─── DATA EXTRACT
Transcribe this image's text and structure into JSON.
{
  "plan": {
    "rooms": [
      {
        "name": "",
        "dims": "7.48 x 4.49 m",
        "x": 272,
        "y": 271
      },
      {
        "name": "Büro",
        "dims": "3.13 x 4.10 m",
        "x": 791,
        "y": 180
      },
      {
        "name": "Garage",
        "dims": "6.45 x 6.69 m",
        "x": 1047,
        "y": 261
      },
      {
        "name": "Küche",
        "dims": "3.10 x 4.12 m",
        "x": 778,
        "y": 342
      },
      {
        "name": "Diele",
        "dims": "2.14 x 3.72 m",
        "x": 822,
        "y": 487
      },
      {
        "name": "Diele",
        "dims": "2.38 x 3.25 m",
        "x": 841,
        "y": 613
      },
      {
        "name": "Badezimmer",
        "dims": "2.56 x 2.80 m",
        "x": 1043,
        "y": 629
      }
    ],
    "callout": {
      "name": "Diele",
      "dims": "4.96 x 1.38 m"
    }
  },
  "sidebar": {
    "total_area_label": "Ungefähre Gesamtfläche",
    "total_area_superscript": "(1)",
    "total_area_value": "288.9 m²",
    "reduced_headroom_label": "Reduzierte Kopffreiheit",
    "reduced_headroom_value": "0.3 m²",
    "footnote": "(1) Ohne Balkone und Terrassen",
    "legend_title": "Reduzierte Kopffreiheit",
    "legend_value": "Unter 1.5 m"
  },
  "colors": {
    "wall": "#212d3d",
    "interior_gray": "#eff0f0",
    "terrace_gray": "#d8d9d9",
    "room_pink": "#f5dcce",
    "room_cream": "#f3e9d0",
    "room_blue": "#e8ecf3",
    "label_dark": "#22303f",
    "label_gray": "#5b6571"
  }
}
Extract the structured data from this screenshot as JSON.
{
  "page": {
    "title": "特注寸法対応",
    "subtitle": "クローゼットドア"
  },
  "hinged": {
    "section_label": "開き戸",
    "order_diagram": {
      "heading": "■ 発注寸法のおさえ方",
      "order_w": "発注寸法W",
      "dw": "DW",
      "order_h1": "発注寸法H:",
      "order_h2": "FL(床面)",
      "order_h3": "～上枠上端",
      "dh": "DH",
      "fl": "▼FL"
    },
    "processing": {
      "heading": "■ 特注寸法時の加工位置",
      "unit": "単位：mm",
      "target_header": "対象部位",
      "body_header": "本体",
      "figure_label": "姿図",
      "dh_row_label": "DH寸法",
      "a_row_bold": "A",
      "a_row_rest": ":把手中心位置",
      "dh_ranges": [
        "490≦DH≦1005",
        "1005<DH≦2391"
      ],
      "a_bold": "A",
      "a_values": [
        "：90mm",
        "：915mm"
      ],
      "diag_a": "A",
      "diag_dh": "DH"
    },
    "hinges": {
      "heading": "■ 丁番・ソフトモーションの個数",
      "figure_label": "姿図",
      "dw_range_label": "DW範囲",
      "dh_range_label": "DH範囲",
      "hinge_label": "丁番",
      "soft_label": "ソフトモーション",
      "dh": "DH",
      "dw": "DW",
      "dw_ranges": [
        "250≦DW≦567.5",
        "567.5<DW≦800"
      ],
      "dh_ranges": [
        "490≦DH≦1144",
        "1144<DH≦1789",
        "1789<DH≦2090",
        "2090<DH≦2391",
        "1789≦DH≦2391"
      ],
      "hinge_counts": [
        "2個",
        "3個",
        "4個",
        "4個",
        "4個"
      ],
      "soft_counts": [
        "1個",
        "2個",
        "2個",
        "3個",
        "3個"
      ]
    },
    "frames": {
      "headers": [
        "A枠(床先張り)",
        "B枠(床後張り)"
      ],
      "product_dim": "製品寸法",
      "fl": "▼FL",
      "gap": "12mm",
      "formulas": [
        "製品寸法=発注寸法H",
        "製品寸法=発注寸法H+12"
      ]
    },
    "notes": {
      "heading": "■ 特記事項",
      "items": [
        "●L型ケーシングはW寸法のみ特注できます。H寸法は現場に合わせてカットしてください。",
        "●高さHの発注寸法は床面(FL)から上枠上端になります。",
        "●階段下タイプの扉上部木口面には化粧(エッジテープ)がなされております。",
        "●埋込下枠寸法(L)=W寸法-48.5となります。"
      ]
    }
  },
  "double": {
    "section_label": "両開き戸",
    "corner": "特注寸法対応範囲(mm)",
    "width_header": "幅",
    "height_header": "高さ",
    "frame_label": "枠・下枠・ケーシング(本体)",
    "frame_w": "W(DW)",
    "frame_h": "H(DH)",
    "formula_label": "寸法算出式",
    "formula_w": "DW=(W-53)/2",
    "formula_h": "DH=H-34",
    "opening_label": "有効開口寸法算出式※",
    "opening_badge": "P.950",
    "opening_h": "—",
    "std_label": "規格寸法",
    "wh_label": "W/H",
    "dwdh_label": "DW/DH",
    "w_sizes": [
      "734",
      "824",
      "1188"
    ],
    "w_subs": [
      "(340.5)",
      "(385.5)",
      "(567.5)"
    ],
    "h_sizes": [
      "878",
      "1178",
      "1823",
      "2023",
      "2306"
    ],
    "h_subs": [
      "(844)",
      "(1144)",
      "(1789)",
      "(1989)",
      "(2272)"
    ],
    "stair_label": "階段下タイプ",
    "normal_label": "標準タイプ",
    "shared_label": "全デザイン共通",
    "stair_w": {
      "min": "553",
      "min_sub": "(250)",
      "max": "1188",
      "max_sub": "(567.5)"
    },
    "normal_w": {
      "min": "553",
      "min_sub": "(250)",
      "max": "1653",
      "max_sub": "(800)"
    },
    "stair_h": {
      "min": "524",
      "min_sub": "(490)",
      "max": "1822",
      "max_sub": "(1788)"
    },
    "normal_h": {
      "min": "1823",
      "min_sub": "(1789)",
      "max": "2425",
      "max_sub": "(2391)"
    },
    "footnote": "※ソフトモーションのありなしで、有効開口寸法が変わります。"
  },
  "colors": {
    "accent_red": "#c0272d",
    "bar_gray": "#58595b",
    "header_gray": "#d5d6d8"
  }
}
──────
Write out every entry verbatim.

Transcribe this image's text and structure into JSON.
{
  "plan": {
    "rooms": [
      {
        "name": "",
        "dims": "7.48 x 4.49 m",
        "x": 272,
        "y": 271
      },
      {
        "name": "Büro",
        "dims": "3.13 x 4.10 m",
        "x": 791,
        "y": 180
      },
      {
        "name": "Garage",
        "dims": "6.45 x 6.69 m",
        "x": 1047,
        "y": 261
      },
      {
        "name": "Küche",
        "dims": "3.10 x 4.12 m",
        "x": 778,
        "y": 342
      },
      {
        "name": "Diele",
        "dims": "2.14 x 3.72 m",
        "x": 822,
        "y": 487
      },
      {
        "name": "Diele",
        "dims": "2.38 x 3.25 m",
        "x": 841,
        "y": 613
      },
      {
        "name": "Badezimmer",
        "dims": "2.56 x 2.80 m",
        "x": 1043,
        "y": 629
      }
    ],
    "callout": {
      "name": "Diele",
      "dims": "4.96 x 1.38 m"
    }
  },
  "sidebar": {
    "total_area_label": "Ungefähre Gesamtfläche",
    "total_area_superscript": "(1)",
    "total_area_value": "288.9 m²",
    "reduced_headroom_label": "Reduzierte Kopffreiheit",
    "reduced_headroom_value": "0.3 m²",
    "footnote": "(1) Ohne Balkone und Terrassen",
    "legend_title": "Reduzierte Kopffreiheit",
    "legend_value": "Unter 1.5 m"
  },
  "colors": {
    "wall": "#212d3d",
    "interior_gray": "#eff0f0",
    "terrace_gray": "#d8d9d9",
    "room_pink": "#f5dcce",
    "room_cream": "#f3e9d0",
    "room_blue": "#e8ecf3",
    "label_dark": "#22303f",
    "label_gray": "#5b6571"
  }
}
Extract the structured data from this screenshot as JSON.
{
  "page": {
    "title": "特注寸法対応",
    "subtitle": "クローゼットドア"
  },
  "hinged": {
    "section_label": "開き戸",
    "order_diagram": {
      "heading": "■ 発注寸法のおさえ方",
      "order_w": "発注寸法W",
      "dw": "DW",
      "order_h1": "発注寸法H:",
      "order_h2": "FL(床面)",
      "order_h3": "～上枠上端",
      "dh": "DH",
      "fl": "▼FL"
    },
    "processing": {
      "heading": "■ 特注寸法時の加工位置",
      "unit": "単位：mm",
      "target_header": "対象部位",
      "body_header": "本体",
      "figure_label": "姿図",
      "dh_row_label": "DH寸法",
      "a_row_bold": "A",
      "a_row_rest": ":把手中心位置",
      "dh_ranges": [
        "490≦DH≦1005",
        "1005<DH≦2391"
      ],
      "a_bold": "A",
      "a_values": [
        "：90mm",
        "：915mm"
      ],
      "diag_a": "A",
      "diag_dh": "DH"
    },
    "hinges": {
      "heading": "■ 丁番・ソフトモーションの個数",
      "figure_label": "姿図",
      "dw_range_label": "DW範囲",
      "dh_range_label": "DH範囲",
      "hinge_label": "丁番",
      "soft_label": "ソフトモーション",
      "dh": "DH",
      "dw": "DW",
      "dw_ranges": [
        "250≦DW≦567.5",
        "567.5<DW≦800"
      ],
      "dh_ranges": [
        "490≦DH≦1144",
        "1144<DH≦1789",
        "1789<DH≦2090",
        "2090<DH≦2391",
        "1789≦DH≦2391"
      ],
      "hinge_counts": [
        "2個",
        "3個",
        "4個",
        "4個",
        "4個"
      ],
      "soft_counts": [
        "1個",
        "2個",
        "2個",
        "3個",
        "3個"
      ]
    },
    "frames": {
      "headers": [
        "A枠(床先張り)",
        "B枠(床後張り)"
      ],
      "product_dim": "製品寸法",
      "fl": "▼FL",
      "gap": "12mm",
      "formulas": [
        "製品寸法=発注寸法H",
        "製品寸法=発注寸法H+12"
      ]
    },
    "notes": {
      "heading": "■ 特記事項",
      "items": [
        "●L型ケーシングはW寸法のみ特注できます。H寸法は現場に合わせてカットしてください。",
        "●高さHの発注寸法は床面(FL)から上枠上端になります。",
        "●階段下タイプの扉上部木口面には化粧(エッジテープ)がなされております。",
        "●埋込下枠寸法(L)=W寸法-48.5となります。"
      ]
    }
  },
  "double": {
    "section_label": "両開き戸",
    "corner": "特注寸法対応範囲(mm)",
    "width_header": "幅",
    "height_header": "高さ",
    "frame_label": "枠・下枠・ケーシング(本体)",
    "frame_w": "W(DW)",
    "frame_h": "H(DH)",
    "formula_label": "寸法算出式",
    "formula_w": "DW=(W-53)/2",
    "formula_h": "DH=H-34",
    "opening_label": "有効開口寸法算出式※",
    "opening_badge": "P.950",
    "opening_h": "—",
    "std_label": "規格寸法",
    "wh_label": "W/H",
    "dwdh_label": "DW/DH",
    "w_sizes": [
      "734",
      "824",
      "1188"
    ],
    "w_subs": [
      "(340.5)",
      "(385.5)",
      "(567.5)"
    ],
    "h_sizes": [
      "878",
      "1178",
      "1823",
      "2023",
      "2306"
    ],
    "h_subs": [
      "(844)",
      "(1144)",
      "(1789)",
      "(1989)",
      "(2272)"
    ],
    "stair_label": "階段下タイプ",
    "normal_label": "標準タイプ",
    "shared_label": "全デザイン共通",
    "stair_w": {
      "min": "553",
      "min_sub": "(250)",
      "max": "1188",
      "max_sub": "(567.5)"
    },
    "normal_w": {
      "min": "553",
      "min_sub": "(250)",
      "max": "1653",
      "max_sub": "(800)"
    },
    "stair_h": {
      "min": "524",
      "min_sub": "(490)",
      "max": "1822",
      "max_sub": "(1788)"
    },
    "normal_h": {
      "min": "1823",
      "min_sub": "(1789)",
      "max": "2425",
      "max_sub": "(2391)"
    },
    "footnote": "※ソフトモーションのありなしで、有効開口寸法が変わります。"
  },
  "colors": {
    "accent_red": "#c0272d",
    "bar_gray": "#58595b",
    "header_gray": "#d5d6d8"
  }
}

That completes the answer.